◆ **Task details**
Extract every line that includes the string "label".

◆ **Chart and figure data**
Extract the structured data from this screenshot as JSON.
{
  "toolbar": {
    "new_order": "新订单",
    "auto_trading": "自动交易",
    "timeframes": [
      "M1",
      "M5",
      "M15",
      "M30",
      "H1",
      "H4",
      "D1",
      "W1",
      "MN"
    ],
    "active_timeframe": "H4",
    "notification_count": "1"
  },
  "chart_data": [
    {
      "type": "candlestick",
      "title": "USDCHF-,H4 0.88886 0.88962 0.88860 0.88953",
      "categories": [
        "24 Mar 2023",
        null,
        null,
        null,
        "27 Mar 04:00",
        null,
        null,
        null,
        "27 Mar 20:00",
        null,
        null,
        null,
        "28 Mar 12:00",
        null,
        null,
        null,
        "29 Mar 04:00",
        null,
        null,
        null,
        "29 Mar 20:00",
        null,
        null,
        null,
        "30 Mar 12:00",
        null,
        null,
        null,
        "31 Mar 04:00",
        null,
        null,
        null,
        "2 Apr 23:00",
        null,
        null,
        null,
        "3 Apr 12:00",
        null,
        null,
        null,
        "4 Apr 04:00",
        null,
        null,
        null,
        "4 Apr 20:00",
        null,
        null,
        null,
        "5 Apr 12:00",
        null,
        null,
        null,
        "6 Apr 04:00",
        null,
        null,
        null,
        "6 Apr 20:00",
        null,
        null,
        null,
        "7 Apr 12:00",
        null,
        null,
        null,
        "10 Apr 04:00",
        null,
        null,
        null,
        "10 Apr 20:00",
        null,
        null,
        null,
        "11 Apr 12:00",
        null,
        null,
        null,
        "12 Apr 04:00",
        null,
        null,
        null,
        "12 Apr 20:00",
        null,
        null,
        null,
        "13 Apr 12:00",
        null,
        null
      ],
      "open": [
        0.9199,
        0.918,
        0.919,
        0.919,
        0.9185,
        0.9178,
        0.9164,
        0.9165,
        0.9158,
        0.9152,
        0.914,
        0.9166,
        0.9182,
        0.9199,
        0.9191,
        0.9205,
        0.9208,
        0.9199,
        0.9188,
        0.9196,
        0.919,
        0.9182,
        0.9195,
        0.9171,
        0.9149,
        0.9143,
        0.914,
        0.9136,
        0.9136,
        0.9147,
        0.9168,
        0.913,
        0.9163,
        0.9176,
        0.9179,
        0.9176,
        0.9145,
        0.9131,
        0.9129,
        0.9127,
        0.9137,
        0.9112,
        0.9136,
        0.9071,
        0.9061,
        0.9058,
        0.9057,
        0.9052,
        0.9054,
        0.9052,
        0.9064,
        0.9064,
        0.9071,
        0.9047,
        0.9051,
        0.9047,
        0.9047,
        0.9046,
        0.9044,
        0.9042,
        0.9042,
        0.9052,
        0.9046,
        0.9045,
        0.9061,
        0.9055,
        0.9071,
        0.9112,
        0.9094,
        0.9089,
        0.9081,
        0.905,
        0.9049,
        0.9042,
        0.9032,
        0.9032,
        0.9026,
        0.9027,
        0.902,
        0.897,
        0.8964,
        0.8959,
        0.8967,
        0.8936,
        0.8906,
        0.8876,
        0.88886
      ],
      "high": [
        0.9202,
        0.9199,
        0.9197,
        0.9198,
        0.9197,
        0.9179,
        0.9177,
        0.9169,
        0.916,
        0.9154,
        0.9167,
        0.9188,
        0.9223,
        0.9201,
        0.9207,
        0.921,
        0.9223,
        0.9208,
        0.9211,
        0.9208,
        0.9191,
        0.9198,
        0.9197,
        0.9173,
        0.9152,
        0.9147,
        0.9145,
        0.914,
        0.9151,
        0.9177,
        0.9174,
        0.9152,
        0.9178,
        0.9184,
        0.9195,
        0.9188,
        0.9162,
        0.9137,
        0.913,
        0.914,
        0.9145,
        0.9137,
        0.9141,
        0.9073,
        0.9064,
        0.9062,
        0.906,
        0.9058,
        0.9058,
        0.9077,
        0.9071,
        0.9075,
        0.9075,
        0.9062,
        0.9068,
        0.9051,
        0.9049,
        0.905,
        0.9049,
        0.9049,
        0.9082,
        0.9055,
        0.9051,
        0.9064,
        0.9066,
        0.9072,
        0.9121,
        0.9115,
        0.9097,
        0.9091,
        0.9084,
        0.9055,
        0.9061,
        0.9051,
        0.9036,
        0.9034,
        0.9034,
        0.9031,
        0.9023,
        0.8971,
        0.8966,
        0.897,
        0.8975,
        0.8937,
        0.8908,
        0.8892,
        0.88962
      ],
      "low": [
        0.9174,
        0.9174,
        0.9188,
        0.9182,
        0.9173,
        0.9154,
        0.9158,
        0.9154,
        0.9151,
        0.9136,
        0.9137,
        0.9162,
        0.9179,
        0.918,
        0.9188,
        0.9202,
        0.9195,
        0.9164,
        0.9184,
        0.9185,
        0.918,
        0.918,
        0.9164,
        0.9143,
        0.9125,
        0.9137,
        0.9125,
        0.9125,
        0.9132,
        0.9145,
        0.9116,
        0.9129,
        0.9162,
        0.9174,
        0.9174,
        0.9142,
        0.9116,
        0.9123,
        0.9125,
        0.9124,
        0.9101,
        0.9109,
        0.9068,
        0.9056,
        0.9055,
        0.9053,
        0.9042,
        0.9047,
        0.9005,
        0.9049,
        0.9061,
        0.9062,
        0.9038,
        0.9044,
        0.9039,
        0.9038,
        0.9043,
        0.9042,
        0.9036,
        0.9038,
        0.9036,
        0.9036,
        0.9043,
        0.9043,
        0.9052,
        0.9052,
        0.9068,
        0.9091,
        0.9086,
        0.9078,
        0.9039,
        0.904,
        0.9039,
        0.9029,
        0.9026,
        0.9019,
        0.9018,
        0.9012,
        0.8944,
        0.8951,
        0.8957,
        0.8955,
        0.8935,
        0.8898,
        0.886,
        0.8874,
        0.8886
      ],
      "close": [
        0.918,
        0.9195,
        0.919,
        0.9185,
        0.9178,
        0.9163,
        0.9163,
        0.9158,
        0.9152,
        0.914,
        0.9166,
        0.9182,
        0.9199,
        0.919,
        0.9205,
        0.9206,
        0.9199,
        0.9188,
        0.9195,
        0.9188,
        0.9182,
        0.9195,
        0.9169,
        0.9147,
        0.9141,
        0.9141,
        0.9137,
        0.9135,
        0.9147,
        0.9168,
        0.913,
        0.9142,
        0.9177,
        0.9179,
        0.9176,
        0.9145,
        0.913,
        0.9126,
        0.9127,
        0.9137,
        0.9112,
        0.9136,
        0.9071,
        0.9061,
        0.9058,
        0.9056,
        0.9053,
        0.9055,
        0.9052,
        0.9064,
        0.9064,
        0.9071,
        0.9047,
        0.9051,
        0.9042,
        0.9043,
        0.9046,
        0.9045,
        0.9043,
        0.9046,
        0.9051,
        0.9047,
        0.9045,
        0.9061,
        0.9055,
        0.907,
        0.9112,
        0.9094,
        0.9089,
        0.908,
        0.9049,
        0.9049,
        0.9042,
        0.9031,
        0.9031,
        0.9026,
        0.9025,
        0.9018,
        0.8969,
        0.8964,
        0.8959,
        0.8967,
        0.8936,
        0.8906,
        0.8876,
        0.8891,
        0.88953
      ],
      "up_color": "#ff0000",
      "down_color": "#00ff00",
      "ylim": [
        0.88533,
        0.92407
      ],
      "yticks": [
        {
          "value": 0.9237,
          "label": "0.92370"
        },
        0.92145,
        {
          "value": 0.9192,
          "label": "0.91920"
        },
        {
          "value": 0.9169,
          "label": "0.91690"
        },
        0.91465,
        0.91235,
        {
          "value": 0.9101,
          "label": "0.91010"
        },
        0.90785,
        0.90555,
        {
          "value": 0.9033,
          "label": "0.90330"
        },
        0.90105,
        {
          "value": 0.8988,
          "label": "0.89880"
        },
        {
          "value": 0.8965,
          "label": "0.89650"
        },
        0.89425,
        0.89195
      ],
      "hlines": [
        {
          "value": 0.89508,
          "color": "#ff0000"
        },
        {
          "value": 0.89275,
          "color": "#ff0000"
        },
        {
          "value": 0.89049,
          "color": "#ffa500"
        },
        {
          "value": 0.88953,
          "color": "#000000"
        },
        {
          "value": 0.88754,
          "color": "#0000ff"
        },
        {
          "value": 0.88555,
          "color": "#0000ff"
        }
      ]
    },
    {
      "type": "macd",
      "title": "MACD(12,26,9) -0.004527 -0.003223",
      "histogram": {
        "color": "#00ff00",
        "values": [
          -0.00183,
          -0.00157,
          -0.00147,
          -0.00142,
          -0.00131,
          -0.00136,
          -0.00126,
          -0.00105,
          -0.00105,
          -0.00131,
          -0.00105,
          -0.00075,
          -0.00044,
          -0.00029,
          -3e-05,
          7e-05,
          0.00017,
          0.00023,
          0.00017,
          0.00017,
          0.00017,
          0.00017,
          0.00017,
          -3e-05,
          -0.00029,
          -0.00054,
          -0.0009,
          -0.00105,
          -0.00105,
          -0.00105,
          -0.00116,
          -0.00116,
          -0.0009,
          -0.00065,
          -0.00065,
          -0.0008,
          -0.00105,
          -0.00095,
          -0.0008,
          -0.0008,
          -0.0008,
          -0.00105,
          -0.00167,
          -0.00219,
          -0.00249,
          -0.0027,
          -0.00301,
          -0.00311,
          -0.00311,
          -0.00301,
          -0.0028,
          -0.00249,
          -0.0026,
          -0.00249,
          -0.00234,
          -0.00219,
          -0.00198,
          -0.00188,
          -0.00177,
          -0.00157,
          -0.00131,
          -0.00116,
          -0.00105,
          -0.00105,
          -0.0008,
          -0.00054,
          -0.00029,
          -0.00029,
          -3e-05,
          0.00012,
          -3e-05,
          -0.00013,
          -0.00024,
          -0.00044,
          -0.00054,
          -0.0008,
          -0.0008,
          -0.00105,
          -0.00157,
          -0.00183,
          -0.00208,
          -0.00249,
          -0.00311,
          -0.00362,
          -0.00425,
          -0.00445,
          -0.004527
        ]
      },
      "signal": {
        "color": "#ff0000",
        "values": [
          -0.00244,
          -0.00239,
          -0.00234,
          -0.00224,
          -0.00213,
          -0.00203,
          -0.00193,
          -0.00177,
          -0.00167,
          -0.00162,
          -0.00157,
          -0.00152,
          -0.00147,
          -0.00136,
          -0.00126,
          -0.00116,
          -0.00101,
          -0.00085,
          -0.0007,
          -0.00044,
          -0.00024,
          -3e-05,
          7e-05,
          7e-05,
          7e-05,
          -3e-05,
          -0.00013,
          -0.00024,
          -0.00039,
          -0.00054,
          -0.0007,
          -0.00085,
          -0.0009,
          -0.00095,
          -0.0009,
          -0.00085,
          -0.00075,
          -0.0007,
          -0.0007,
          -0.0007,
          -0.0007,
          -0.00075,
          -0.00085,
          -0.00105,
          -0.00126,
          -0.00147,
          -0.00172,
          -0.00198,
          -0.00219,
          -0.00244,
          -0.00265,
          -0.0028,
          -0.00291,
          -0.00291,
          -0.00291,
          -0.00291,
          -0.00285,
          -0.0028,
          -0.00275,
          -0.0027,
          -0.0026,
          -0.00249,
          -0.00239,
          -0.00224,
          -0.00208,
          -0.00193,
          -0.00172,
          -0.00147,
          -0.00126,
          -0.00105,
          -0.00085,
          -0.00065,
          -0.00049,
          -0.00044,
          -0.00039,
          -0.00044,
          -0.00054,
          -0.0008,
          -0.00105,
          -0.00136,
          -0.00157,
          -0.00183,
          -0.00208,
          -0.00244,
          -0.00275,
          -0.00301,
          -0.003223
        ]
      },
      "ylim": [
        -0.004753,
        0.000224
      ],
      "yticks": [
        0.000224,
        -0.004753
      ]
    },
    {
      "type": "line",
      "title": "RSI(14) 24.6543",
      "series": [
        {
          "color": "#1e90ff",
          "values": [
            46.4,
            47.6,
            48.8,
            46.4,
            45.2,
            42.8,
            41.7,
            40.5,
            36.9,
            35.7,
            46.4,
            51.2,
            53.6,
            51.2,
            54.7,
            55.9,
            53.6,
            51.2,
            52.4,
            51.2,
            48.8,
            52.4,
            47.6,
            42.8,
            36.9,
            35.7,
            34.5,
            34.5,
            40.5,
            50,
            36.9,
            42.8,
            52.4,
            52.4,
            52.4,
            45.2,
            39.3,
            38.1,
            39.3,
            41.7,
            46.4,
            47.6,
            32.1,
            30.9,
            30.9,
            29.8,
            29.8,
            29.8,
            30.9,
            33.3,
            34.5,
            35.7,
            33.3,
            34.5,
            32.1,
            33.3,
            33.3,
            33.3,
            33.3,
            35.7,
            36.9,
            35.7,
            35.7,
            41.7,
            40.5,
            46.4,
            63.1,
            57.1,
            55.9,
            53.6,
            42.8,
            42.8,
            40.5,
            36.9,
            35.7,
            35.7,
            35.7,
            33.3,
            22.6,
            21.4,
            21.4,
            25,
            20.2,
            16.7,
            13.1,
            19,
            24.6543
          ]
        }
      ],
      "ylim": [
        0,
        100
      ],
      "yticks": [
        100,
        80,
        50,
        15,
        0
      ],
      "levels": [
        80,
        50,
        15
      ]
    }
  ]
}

◆ **The result**
          "label": "0.92370"
          "label": "0.91920"
          "label": "0.91690"
          "label": "0.91010"
          "label": "0.90330"
          "label": "0.89880"
          "label": "0.89650"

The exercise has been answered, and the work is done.